Ranking the 2013 Free Agents: Interior Defenders

Ben Stockwell continues our in-depth look at the best talent likely to become available during free agency by ranking the Top 10 defensive tackles and 3-4 defensive ends.

| 4 years ago

Ranking the 2013 Free Agents: Interior Defenders

For more than a week we’ve been breaking down the top free agents at each position. It’s more than just looking at our grades, but factoring in longevity, age, injuries and so much more in order to tell you who we think are the best gets out there.

We’re not going to insult your intelligence though when it comes to guys unlikely to hit the open market because of restricted free agency, so don’t expect to see names like Victor Cruz or Brian De La Puente in these pieces. Instead we’re focusing on guys with a real shot at dipping their feet into the free agent pool and making your team better.

You’ve been with us through the entire offense (quarterbacksrunning backsfullbackswide receiverstight endsoffensive tackles) and a brief sojourn to the kickers and punters. Now it’s time to turn our attention to defense. Yesterday we looked at the edge defenders, and today it’s the defensive tackles and 3-4 defensive ends.

1. Richard Seymour

2012 Grade: +9.5
2012 Snaps: 361

Summary: With Henry Melton almost certainly headed back to Chicago, by franchise tag or extension, Seymour is our top free agent defensive tackle. Even at the age of 33 Seymour still started the 2012 season tremendously before it was cut short by a hamstring injury. Aside from a one season spike with 11 penalties just a year ago, that age is surely the only thing to scare teams away from Seymour this offseason.

He can still control and shed blocks extremely well to find the ball carrier in the running game, and in 2011 he earned one of our highest pass rush grades among defensive tackles. While the years may be rolling on, Old Father Time doesn’t seem to have robbed Seymour of any of his ability or production just yet. To an extent Seymour has become something of a forgotten man since being packed off to Oakland by Bill Belichick, but he is still playing extremely well, and consistently so, and he could help upgrade the defensive tackle rotation for most defenses in the league in the short term at least.

Information shown →
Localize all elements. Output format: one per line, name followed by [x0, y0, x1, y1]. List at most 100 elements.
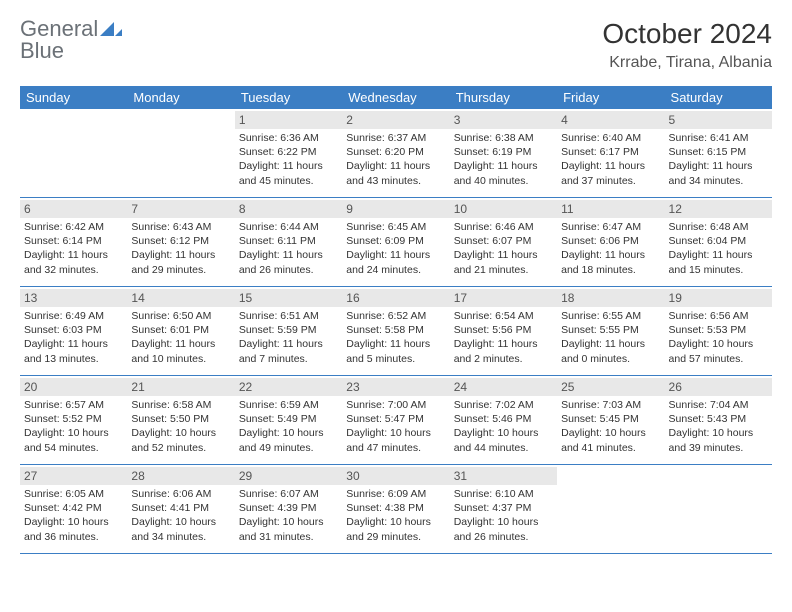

Exercise task →
In the free-agent rankings article, what injury cut short Richard Seymour's 2012 season?

Worked solution →
A hamstring injury.